##### Provided passage #####

Jordan is currently returning to Midway to film a documentary.
The BP oil spill offers dramatic evidence about the true costs of a petroleum-based economy. The $20 billion secured from BP by the Obama administration to cover economic damages will not nearly approach the overall dollars needed to repair this calamity, not to mention the true costs of climate change, all of which are being borne by citizens of the U.S. and the world, not oil companies. These are among the messages of leading environmentalist Bill McKibben in his latest call to organize – via the web – for action to curb carbon emissions, the source of climate change. He notes that the planet needs dramatic action “much faster than the political and economic systems are moving right now.” With the oil industry the most profitable and powerful enterprise in history, all that companies such as BP need to do to prevent being taxed for the true cost of environmental damage is to slow down the political process.
Baby boomers should note this message from McKibben’s new, web-distributed video: “Don’t make your lasting legacy on this planet the destruction of its basic physical integrity. That’s what people will remember the boomers for 100 years from now if we don’t clean up our act really fast.”
Seaside, Florida was hit this week with oil from the BP spill. Seaside is known as the first “new urbanist” community built from the ground-up as a compact, walkable town. (It is designed by famous architects/planners Andres Duany and Elizabeth Plater-Zyberk.) There is some irony in this tragedy: The town is considered by some to be a model for high-density development which discourages dependence on fossil fuels.
There is a deeper controversy, as well. First reports of oil washing up on Seaside’s shores were allegedly met with denial by local officials, including the tourism board, which refused to close the beaches (as documented in these video reports.) Currently, Seaside’s website acknowledges but downplays the problem and its potential damage to beachgoers’ health: “While some of our beaches received oil impacts yesterday, they were quickly cleaned overnight. Most of our beaches have had no impacts and all of our beaches remain open.”
Full-of-himself New York Times writer Thomas Friedman really hits the nail on the head with his recent column about global-warming skeptics. In case you’ve been buried in snow for the past week, you should know that several blowhard pundits - Limbaugh, Hannity, Beck and plenty of Republican pols who should know better – took Washington’s blizzard as evidence that global warming is a hoax. That’s not just ignorant; it’s dangerous. So Friedman has a plan to counter the nonsense (some of which was encouraged by blunders in the climate-science camp).

##### Dataset excerpts #####

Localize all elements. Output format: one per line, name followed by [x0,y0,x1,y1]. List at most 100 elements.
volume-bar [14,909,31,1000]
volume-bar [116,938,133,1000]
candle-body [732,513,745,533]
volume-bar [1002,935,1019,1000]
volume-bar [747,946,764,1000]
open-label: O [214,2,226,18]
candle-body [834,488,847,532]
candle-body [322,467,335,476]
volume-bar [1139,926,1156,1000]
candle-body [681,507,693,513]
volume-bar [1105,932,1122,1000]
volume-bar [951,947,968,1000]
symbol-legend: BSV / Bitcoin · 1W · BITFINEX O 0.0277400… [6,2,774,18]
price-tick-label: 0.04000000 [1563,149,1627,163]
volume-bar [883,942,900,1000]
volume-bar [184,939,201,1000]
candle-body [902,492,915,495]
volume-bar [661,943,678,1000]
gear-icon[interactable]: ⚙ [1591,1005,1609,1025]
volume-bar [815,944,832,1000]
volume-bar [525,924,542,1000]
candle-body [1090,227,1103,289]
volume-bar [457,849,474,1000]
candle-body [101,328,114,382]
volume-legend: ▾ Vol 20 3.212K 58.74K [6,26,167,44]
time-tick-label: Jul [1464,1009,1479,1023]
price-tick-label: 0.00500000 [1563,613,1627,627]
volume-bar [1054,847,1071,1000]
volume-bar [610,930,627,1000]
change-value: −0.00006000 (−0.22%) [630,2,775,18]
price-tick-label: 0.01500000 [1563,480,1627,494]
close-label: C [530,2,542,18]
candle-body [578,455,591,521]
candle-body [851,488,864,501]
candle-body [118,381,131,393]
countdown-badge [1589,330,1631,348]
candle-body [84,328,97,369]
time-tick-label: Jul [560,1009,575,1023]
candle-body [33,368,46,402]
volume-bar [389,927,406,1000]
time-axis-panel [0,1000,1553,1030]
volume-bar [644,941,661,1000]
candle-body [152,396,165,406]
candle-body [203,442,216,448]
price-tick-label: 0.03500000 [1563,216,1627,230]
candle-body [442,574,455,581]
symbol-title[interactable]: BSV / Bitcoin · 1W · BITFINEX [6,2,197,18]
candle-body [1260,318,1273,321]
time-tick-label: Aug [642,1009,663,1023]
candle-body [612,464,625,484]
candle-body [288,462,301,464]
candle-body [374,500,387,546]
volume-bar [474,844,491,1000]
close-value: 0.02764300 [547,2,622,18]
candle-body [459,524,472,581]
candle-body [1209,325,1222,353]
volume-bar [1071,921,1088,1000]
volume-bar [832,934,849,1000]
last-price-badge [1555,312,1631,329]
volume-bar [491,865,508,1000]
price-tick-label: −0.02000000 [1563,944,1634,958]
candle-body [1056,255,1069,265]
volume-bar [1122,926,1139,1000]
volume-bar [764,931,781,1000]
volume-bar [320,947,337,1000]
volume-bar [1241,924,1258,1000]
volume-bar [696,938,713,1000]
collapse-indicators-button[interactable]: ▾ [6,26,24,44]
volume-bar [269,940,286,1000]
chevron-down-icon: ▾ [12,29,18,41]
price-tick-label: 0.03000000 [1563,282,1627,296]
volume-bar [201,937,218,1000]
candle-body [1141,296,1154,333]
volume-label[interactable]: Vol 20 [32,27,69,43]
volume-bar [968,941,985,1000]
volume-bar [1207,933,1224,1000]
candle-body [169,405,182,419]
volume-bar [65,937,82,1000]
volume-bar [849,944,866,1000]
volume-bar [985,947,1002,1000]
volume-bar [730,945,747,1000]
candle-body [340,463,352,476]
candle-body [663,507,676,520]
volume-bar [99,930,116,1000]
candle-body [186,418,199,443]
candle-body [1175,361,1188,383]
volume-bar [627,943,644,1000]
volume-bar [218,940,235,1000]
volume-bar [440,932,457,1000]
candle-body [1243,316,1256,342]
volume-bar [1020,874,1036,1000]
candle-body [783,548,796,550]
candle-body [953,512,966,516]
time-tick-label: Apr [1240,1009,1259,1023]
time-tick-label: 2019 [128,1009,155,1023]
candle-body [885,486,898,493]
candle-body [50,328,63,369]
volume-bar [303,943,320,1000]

#####

_Given exercise 1_:
Answer these questions about the provided passage:
(a) How much money did the Obama administration secure from BP?
(b) Which architects/planners designed Seaside, Florida?
(c) What event did some pundits take as evidence that global warming is a hoax?
_Given exercise 2_: Name every pundit the provided passage identifies by name as treating the blizzard as evidence that global warming is a hoax.

_Task solution 1_:
(a) $20 billion
(b) Andres Duany and Elizabeth Plater-Zyberk
(c) Washington's blizzard

_Task solution 2_: Limbaugh, Hannity, Beck